| Exercise description |
Copy out each line containing "source" from the entries below.

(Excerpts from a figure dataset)
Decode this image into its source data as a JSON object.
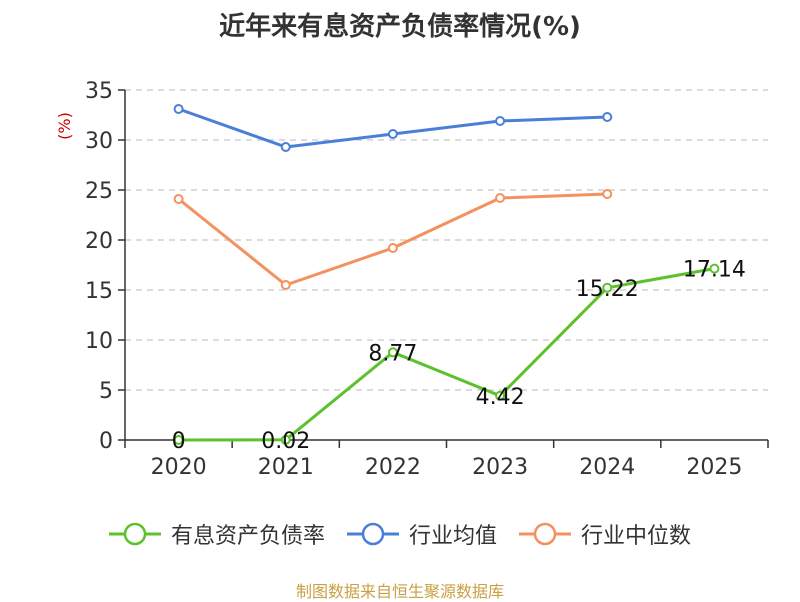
{
  "chart_data": {
    "type": "line",
    "title": "近年来有息资产负债率情况(%)",
    "ylabel": "(%)",
    "xlabel": "",
    "categories": [
      "2020",
      "2021",
      "2022",
      "2023",
      "2024",
      "2025"
    ],
    "ylim": [
      0,
      35
    ],
    "yticks": [
      0,
      5,
      10,
      15,
      20,
      25,
      30,
      35
    ],
    "grid": true,
    "legend_position": "bottom",
    "series": [
      {
        "name": "有息资产负债率",
        "color": "#5cc22c",
        "values": [
          0,
          0.02,
          8.77,
          4.42,
          15.22,
          17.14
        ],
        "labels": [
          "0",
          "0.02",
          "8.77",
          "4.42",
          "15.22",
          "17.14"
        ]
      },
      {
        "name": "行业均值",
        "color": "#4a7fd9",
        "values": [
          33.1,
          29.3,
          30.6,
          31.9,
          32.3,
          null
        ]
      },
      {
        "name": "行业中位数",
        "color": "#f4915e",
        "values": [
          24.1,
          15.5,
          19.2,
          24.2,
          24.6,
          null
        ]
      }
    ]
  },
  "source": "制图数据来自恒生聚源数据库"
}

| Task response |
Decode this image into its source data as a JSON object.
  "source": "制图数据来自恒生聚源数据库"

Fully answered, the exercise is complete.